Statement for the Record | Living Up to America’s Promise: The Need to Bolster the U.S. Refugee Admissions Program

Statement for the Record 

Senate Judiciary Committee Hearing
Living Up to America’s Promise: The Need to Bolster the U.S. Refugee Admissions Program
March 22, 2023

Dr. Yael Schacher

Refugees International

Thank you for the opportunity to submit a statement for this timely hearing.

Refugees International is a non-profit, non-governmental organization that advocates for lifesaving assistance, human rights, and protection for displaced people and promotes solutions to displacement crises. We conduct fact-finding research and report on the circumstances of displaced populations globally. We do not accept any government or United Nations funding to ensure that our advocacy is impartial and independent. Refugees International strongly advocates for robust domestic resettlement as well as access to asylum in the United States.

**SHORT PROBLEM A**
Please answer these questions from the refugee admissions statement, one per line:
(i) On what date was the hearing held?
(ii) Which committee held the hearing?
(iii) What funding does Refugees International refuse to accept?
**SHORT PROBLEM B**
Go on with the refugee admissions statement, picking up right after its last sentence.
The material after this statement isn't needed for anything here.

**RECORDS SHOWN**
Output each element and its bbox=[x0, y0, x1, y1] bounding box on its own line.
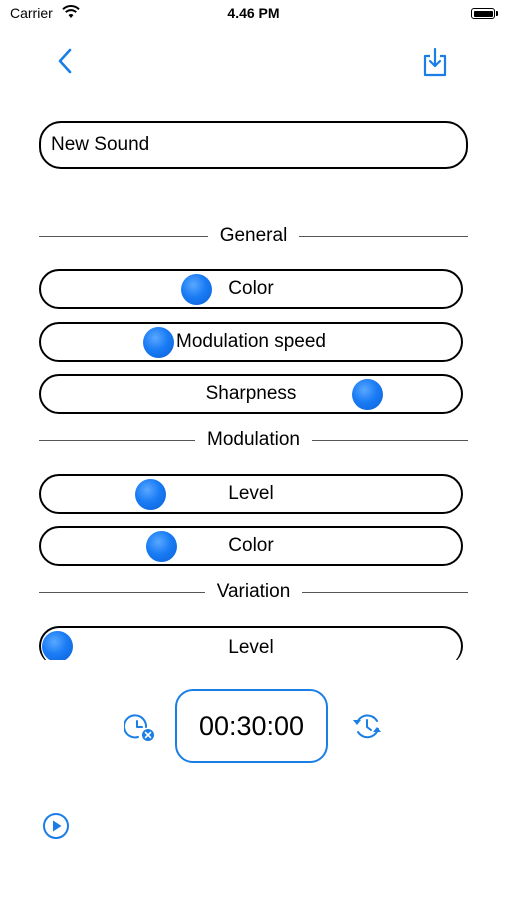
section-general-title: General bbox=[219, 225, 288, 246]
battery-tip bbox=[496, 11, 498, 16]
tray-download-icon bbox=[423, 47, 447, 77]
timer-value: 00:30:00 bbox=[198, 710, 305, 741]
chevron-left-icon bbox=[58, 48, 72, 74]
timer-display[interactable]: 00:30:00 bbox=[175, 689, 328, 763]
slider-label: Color bbox=[228, 278, 274, 299]
slider-knob[interactable] bbox=[134, 479, 166, 510]
battery-icon bbox=[471, 8, 495, 19]
slider-label: Modulation speed bbox=[176, 331, 326, 352]
play-button[interactable] bbox=[40, 810, 72, 842]
section-variation: Variation bbox=[39, 580, 468, 604]
slider-label: Sharpness bbox=[205, 383, 297, 404]
scroll-clip-area[interactable]: Level bbox=[0, 620, 507, 660]
back-button[interactable] bbox=[48, 44, 82, 78]
clear-timer-button[interactable] bbox=[122, 710, 158, 744]
slider-modulation-level[interactable]: Level bbox=[39, 474, 463, 514]
slider-knob[interactable] bbox=[42, 631, 73, 660]
slider-label: Level bbox=[228, 637, 274, 658]
reset-timer-button[interactable] bbox=[348, 709, 386, 743]
section-variation-title: Variation bbox=[216, 581, 291, 602]
play-circle-icon bbox=[43, 813, 69, 839]
slider-general-modulation-speed[interactable]: Modulation speed bbox=[39, 322, 463, 362]
slider-modulation-color[interactable]: Color bbox=[39, 526, 463, 566]
slider-label: Level bbox=[228, 483, 274, 504]
status-time: 4.46 PM bbox=[227, 5, 280, 21]
section-general: General bbox=[39, 224, 469, 248]
slider-variation-level[interactable]: Level bbox=[39, 626, 463, 660]
save-button[interactable] bbox=[418, 44, 452, 80]
sound-name-field[interactable] bbox=[39, 121, 468, 169]
clock-clear-icon bbox=[124, 714, 154, 741]
slider-knob[interactable] bbox=[351, 379, 383, 410]
slider-general-color[interactable]: Color bbox=[39, 269, 463, 309]
slider-label: Color bbox=[228, 535, 274, 556]
clock-reset-icon bbox=[353, 714, 381, 739]
section-modulation-title: Modulation bbox=[207, 429, 300, 450]
slider-knob[interactable] bbox=[142, 327, 174, 358]
section-modulation: Modulation bbox=[39, 428, 469, 452]
slider-general-sharpness[interactable]: Sharpness bbox=[39, 374, 463, 414]
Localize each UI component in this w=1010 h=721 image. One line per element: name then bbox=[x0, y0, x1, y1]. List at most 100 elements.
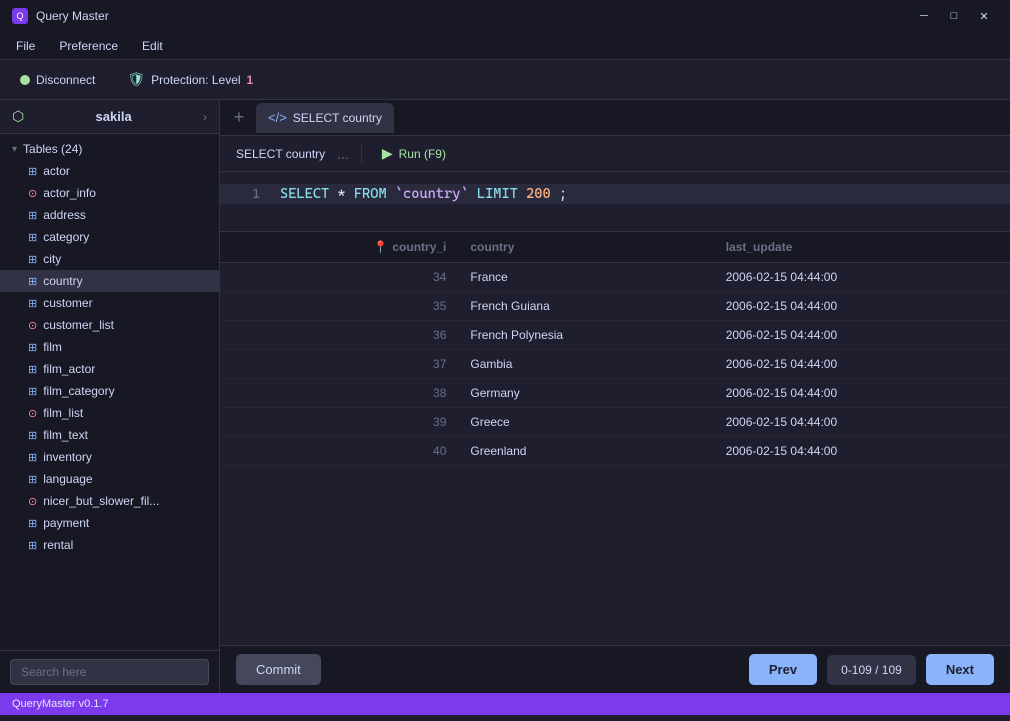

**RESULT A**
(i) March 22, 2023
(ii) The Senate Judiciary Committee
(iii) Any government or United Nations funding

**RESULT B**
The U.S. Refugee Admissions Program (USRAP) provides a critical pathway to permanent status in the United States to forcibly displaced people who remain in danger even after fleeing their homes. The United States and other countries around the world are not doing enough to resettle this tiny fraction of forcibly displaced people worldwide, estimated by the United Nations High Commissioner for Refugees to be about 2 million refugees in 2023. The Biden administration resettled just over 25,000 refugees in Fiscal Year 2022, despite a Presidential Determination of 125,000. The United States simply must do better—not only because refugee resettlement is a proud national tradition and a critical component of global humanitarian leadership, but also because it greatly benefits U.S. communities who welcome refugees.  

Simply put: the administration, with the support of Congress, should be using refugee resettlement for many more people. Where it cannot, it should be providing more support to refugees where they are and using parole to ensure pathways to protection for those who need it.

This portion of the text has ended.